## [Given entries]
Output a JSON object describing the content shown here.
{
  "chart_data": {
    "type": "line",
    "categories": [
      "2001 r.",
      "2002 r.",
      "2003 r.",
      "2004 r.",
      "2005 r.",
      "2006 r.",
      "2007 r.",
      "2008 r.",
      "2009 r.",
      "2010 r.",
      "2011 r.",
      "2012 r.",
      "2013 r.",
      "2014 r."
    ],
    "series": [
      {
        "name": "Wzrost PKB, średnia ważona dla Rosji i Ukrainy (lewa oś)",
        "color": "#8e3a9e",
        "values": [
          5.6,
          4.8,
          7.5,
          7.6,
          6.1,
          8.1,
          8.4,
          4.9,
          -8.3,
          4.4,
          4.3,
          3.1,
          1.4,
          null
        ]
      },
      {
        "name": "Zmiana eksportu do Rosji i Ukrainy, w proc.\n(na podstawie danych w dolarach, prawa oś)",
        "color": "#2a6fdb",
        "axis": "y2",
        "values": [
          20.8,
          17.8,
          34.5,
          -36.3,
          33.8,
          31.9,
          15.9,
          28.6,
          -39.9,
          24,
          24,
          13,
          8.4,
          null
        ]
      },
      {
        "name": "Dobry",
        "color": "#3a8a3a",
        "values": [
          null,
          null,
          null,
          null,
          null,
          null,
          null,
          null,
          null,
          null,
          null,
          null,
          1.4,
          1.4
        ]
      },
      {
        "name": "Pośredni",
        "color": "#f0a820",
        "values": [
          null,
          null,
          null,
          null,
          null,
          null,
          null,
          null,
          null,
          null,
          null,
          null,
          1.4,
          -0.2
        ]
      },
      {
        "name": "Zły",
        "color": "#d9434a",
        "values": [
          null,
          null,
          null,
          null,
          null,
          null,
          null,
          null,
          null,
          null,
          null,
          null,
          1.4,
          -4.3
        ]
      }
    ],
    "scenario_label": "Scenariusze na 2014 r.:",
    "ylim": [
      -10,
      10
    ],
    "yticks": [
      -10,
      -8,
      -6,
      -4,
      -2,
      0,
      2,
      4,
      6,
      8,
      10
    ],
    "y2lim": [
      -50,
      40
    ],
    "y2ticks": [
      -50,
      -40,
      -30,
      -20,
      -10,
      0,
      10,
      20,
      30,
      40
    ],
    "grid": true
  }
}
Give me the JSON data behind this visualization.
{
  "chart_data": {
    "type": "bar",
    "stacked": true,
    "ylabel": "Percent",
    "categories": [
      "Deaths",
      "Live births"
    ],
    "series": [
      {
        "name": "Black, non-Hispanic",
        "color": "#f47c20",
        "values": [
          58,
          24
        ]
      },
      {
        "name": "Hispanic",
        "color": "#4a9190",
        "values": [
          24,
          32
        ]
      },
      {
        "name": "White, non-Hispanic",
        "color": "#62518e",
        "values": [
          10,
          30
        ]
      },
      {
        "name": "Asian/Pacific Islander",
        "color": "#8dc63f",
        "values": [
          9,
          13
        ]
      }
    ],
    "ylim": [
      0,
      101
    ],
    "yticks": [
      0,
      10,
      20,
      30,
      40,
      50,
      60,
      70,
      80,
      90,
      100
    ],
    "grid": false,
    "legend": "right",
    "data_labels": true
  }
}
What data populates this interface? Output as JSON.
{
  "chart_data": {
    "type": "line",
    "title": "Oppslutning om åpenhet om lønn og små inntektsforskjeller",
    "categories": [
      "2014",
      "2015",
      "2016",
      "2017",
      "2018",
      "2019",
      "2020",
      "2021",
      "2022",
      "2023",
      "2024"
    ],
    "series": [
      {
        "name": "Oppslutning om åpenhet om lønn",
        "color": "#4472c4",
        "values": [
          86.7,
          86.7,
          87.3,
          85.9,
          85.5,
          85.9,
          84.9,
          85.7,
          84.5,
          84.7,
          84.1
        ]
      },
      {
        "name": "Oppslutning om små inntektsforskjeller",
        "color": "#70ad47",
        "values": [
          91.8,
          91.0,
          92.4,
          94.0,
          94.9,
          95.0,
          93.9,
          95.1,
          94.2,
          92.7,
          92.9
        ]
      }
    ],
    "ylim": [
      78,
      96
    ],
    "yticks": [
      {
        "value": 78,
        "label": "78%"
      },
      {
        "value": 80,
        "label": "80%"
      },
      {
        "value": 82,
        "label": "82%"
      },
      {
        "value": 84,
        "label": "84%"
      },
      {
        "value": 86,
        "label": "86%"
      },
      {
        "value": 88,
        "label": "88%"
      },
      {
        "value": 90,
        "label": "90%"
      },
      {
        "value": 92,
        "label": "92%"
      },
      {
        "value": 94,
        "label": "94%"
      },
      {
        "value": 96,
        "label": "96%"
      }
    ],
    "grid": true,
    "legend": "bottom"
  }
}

## [Exercise directions]
Print the listing above in full, exactly as it is.

## [Finished task]
Output a JSON object describing the content shown here.
{
  "chart_data": {
    "type": "line",
    "categories": [
      "2001 r.",
      "2002 r.",
      "2003 r.",
      "2004 r.",
      "2005 r.",
      "2006 r.",
      "2007 r.",
      "2008 r.",
      "2009 r.",
      "2010 r.",
      "2011 r.",
      "2012 r.",
      "2013 r.",
      "2014 r."
    ],
    "series": [
      {
        "name": "Wzrost PKB, średnia ważona dla Rosji i Ukrainy (lewa oś)",
        "color": "#8e3a9e",
        "values": [
          5.6,
          4.8,
          7.5,
          7.6,
          6.1,
          8.1,
          8.4,
          4.9,
          -8.3,
          4.4,
          4.3,
          3.1,
          1.4,
          null
        ]
      },
      {
        "name": "Zmiana eksportu do Rosji i Ukrainy, w proc.\n(na podstawie danych w dolarach, prawa oś)",
        "color": "#2a6fdb",
        "axis": "y2",
        "values": [
          20.8,
          17.8,
          34.5,
          -36.3,
          33.8,
          31.9,
          15.9,
          28.6,
          -39.9,
          24,
          24,
          13,
          8.4,
          null
        ]
      },
      {
        "name": "Dobry",
        "color": "#3a8a3a",
        "values": [
          null,
          null,
          null,
          null,
          null,
          null,
          null,
          null,
          null,
          null,
          null,
          null,
          1.4,
          1.4
        ]
      },
      {
        "name": "Pośredni",
        "color": "#f0a820",
        "values": [
          null,
          null,
          null,
          null,
          null,
          null,
          null,
          null,
          null,
          null,
          null,
          null,
          1.4,
          -0.2
        ]
      },
      {
        "name": "Zły",
        "color": "#d9434a",
        "values": [
          null,
          null,
          null,
          null,
          null,
          null,
          null,
          null,
          null,
          null,
          null,
          null,
          1.4,
          -4.3
        ]
      }
    ],
    "scenario_label": "Scenariusze na 2014 r.:",
    "ylim": [
      -10,
      10
    ],
    "yticks": [
      -10,
      -8,
      -6,
      -4,
      -2,
      0,
      2,
      4,
      6,
      8,
      10
    ],
    "y2lim": [
      -50,
      40
    ],
    "y2ticks": [
      -50,
      -40,
      -30,
      -20,
      -10,
      0,
      10,
      20,
      30,
      40
    ],
    "grid": true
  }
}
Give me the JSON data behind this visualization.
{
  "chart_data": {
    "type": "bar",
    "stacked": true,
    "ylabel": "Percent",
    "categories": [
      "Deaths",
      "Live births"
    ],
    "series": [
      {
        "name": "Black, non-Hispanic",
        "color": "#f47c20",
        "values": [
          58,
          24
        ]
      },
      {
        "name": "Hispanic",
        "color": "#4a9190",
        "values": [
          24,
          32
        ]
      },
      {
        "name": "White, non-Hispanic",
        "color": "#62518e",
        "values": [
          10,
          30
        ]
      },
      {
        "name": "Asian/Pacific Islander",
        "color": "#8dc63f",
        "values": [
          9,
          13
        ]
      }
    ],
    "ylim": [
      0,
      101
    ],
    "yticks": [
      0,
      10,
      20,
      30,
      40,
      50,
      60,
      70,
      80,
      90,
      100
    ],
    "grid": false,
    "legend": "right",
    "data_labels": true
  }
}
What data populates this interface? Output as JSON.
{
  "chart_data": {
    "type": "line",
    "title": "Oppslutning om åpenhet om lønn og små inntektsforskjeller",
    "categories": [
      "2014",
      "2015",
      "2016",
      "2017",
      "2018",
      "2019",
      "2020",
      "2021",
      "2022",
      "2023",
      "2024"
    ],
    "series": [
      {
        "name": "Oppslutning om åpenhet om lønn",
        "color": "#4472c4",
        "values": [
          86.7,
          86.7,
          87.3,
          85.9,
          85.5,
          85.9,
          84.9,
          85.7,
          84.5,
          84.7,
          84.1
        ]
      },
      {
        "name": "Oppslutning om små inntektsforskjeller",
        "color": "#70ad47",
        "values": [
          91.8,
          91.0,
          92.4,
          94.0,
          94.9,
          95.0,
          93.9,
          95.1,
          94.2,
          92.7,
          92.9
        ]
      }
    ],
    "ylim": [
      78,
      96
    ],
    "yticks": [
      {
        "value": 78,
        "label": "78%"
      },
      {
        "value": 80,
        "label": "80%"
      },
      {
        "value": 82,
        "label": "82%"
      },
      {
        "value": 84,
        "label": "84%"
      },
      {
        "value": 86,
        "label": "86%"
      },
      {
        "value": 88,
        "label": "88%"
      },
      {
        "value": 90,
        "label": "90%"
      },
      {
        "value": 92,
        "label": "92%"
      },
      {
        "value": 94,
        "label": "94%"
      },
      {
        "value": 96,
        "label": "96%"
      }
    ],
    "grid": true,
    "legend": "bottom"
  }
}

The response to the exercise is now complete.